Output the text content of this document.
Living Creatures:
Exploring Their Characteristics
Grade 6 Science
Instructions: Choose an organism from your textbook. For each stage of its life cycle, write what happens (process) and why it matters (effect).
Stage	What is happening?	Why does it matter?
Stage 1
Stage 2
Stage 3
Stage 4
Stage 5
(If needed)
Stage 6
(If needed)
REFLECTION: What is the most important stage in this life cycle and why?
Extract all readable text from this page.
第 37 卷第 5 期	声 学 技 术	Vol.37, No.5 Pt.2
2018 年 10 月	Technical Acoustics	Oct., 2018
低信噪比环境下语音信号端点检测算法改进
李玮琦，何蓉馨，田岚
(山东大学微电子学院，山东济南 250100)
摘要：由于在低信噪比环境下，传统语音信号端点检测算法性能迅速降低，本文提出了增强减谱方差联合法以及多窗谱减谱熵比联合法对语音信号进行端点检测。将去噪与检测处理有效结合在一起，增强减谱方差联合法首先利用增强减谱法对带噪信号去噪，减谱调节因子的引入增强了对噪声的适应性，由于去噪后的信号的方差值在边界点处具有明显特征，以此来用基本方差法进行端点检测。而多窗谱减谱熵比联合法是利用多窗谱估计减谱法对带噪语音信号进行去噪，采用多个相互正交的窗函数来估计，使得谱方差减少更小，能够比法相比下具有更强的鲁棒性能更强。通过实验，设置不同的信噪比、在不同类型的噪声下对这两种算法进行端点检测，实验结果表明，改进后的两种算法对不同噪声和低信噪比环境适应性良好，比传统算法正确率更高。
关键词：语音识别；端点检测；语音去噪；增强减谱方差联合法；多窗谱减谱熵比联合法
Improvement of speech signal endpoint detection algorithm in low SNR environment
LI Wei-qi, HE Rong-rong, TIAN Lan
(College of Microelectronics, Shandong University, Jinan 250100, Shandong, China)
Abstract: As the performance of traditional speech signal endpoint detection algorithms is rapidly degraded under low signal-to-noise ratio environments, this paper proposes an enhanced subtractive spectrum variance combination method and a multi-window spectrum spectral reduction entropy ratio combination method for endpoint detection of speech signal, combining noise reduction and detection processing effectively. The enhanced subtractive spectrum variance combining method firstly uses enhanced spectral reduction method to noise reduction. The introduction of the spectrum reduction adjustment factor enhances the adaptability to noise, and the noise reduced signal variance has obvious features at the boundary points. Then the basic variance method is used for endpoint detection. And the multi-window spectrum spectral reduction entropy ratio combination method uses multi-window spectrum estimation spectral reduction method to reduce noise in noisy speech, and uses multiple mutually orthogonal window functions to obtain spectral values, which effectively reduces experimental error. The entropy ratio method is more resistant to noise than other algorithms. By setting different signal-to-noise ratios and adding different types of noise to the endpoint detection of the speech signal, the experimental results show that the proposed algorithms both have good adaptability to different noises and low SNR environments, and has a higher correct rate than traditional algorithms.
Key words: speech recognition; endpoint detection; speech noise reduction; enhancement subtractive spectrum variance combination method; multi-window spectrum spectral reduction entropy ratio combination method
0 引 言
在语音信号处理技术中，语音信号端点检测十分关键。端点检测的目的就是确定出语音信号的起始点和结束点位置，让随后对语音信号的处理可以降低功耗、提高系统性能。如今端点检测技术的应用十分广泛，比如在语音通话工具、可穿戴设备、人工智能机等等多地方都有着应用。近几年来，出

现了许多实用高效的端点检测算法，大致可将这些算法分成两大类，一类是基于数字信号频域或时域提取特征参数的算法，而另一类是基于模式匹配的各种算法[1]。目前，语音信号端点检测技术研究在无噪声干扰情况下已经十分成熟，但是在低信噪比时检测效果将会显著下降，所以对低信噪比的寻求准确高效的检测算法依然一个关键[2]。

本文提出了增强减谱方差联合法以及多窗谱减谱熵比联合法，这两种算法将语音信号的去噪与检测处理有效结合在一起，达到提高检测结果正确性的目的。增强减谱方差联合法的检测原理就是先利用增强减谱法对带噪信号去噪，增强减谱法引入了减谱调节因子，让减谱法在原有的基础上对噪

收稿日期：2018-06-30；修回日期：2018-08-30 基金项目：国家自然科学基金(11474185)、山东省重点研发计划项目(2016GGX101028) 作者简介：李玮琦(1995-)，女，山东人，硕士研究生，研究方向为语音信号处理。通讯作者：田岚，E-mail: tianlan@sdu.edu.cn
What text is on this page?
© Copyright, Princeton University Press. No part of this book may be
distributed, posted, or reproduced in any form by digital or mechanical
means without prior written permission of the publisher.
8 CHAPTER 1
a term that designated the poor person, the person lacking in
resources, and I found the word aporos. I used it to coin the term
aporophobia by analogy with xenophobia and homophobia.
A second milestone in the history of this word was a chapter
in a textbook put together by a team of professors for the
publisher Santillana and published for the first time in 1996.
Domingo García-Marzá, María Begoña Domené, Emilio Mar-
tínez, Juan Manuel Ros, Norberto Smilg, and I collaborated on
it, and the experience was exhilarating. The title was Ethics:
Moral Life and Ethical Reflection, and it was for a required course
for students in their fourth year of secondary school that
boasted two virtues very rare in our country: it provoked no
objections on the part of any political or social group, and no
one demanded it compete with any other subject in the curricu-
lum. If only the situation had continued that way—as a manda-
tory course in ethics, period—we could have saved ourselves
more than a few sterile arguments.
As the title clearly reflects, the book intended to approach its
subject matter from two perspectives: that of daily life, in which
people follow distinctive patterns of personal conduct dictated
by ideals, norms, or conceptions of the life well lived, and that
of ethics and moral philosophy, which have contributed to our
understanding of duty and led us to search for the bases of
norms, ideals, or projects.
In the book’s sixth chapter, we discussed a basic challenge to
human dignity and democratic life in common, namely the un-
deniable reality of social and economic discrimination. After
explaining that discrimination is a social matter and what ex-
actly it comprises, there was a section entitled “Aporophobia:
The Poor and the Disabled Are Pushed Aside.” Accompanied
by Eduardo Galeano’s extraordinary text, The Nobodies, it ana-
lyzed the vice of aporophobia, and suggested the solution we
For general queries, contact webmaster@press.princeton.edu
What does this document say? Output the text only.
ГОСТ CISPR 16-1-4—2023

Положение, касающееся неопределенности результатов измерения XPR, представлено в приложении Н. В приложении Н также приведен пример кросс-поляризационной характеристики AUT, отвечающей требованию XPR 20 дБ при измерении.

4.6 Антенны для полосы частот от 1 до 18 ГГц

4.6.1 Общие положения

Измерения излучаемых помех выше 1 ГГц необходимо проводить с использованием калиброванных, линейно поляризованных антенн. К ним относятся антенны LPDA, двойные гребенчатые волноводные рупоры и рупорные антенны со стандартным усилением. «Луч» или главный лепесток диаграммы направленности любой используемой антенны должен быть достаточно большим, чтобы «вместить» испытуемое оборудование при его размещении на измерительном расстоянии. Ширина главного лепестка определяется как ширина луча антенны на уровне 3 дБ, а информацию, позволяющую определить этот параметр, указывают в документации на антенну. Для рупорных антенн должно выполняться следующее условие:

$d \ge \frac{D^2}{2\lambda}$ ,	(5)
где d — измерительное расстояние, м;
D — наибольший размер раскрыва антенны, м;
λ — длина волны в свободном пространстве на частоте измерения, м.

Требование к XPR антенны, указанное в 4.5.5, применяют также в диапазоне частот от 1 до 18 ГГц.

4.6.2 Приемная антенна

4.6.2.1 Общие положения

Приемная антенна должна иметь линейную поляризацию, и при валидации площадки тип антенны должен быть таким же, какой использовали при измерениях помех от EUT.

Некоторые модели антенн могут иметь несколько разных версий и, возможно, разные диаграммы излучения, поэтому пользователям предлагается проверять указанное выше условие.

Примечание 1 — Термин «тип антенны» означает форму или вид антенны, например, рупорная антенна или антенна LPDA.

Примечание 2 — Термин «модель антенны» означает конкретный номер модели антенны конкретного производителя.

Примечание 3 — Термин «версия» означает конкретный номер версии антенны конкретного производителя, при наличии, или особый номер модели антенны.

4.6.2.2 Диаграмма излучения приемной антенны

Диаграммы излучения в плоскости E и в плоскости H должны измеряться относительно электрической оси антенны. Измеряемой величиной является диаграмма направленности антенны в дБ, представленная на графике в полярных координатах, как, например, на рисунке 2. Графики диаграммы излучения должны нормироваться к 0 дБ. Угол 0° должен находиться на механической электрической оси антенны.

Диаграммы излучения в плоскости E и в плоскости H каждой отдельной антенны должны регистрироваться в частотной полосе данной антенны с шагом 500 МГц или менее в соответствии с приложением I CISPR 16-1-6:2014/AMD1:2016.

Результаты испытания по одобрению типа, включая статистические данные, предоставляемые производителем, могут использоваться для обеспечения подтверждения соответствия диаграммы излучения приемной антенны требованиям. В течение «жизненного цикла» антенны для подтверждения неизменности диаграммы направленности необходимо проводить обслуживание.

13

• PROBLEM: Copy every line above that includes the string "Термин".

• OUTPUT OF THE TASK:
Примечание 1 — Термин «тип антенны» означает форму или вид антенны, например, рупорная антенна или антенна LPDA.
Примечание 2 — Термин «модель антенны» означает конкретный номер модели антенны конкретного производителя.
Примечание 3 — Термин «версия» означает конкретный номер версии антенны конкретного производителя, при наличии, или особый номер модели антенны.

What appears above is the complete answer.